Start of Records shown

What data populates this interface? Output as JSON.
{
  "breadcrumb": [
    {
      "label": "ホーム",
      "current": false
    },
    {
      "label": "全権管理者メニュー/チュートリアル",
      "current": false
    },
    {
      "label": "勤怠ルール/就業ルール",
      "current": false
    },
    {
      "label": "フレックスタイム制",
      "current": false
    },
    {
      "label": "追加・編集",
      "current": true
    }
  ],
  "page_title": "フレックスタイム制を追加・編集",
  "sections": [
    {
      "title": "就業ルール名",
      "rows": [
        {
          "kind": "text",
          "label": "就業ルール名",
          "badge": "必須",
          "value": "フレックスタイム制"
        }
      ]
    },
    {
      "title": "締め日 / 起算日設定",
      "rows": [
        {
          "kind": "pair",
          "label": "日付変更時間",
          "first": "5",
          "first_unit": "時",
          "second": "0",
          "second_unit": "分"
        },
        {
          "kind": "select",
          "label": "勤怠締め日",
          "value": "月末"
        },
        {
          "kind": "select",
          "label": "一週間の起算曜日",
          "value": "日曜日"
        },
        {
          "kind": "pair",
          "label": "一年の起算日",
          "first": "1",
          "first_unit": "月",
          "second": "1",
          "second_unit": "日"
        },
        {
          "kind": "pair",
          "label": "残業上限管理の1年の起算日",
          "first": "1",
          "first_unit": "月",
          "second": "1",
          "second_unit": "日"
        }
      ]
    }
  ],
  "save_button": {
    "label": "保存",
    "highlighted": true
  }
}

End of Records shown

● **Your instructions**
Set down every line of the listing above again, exactly as given.

● **The response**
What data populates this interface? Output as JSON.
{
  "breadcrumb": [
    {
      "label": "ホーム",
      "current": false
    },
    {
      "label": "全権管理者メニュー/チュートリアル",
      "current": false
    },
    {
      "label": "勤怠ルール/就業ルール",
      "current": false
    },
    {
      "label": "フレックスタイム制",
      "current": false
    },
    {
      "label": "追加・編集",
      "current": true
    }
  ],
  "page_title": "フレックスタイム制を追加・編集",
  "sections": [
    {
      "title": "就業ルール名",
      "rows": [
        {
          "kind": "text",
          "label": "就業ルール名",
          "badge": "必須",
          "value": "フレックスタイム制"
        }
      ]
    },
    {
      "title": "締め日 / 起算日設定",
      "rows": [
        {
          "kind": "pair",
          "label": "日付変更時間",
          "first": "5",
          "first_unit": "時",
          "second": "0",
          "second_unit": "分"
        },
        {
          "kind": "select",
          "label": "勤怠締め日",
          "value": "月末"
        },
        {
          "kind": "select",
          "label": "一週間の起算曜日",
          "value": "日曜日"
        },
        {
          "kind": "pair",
          "label": "一年の起算日",
          "first": "1",
          "first_unit": "月",
          "second": "1",
          "second_unit": "日"
        },
        {
          "kind": "pair",
          "label": "残業上限管理の1年の起算日",
          "first": "1",
          "first_unit": "月",
          "second": "1",
          "second_unit": "日"
        }
      ]
    }
  ],
  "save_button": {
    "label": "保存",
    "highlighted": true
  }
}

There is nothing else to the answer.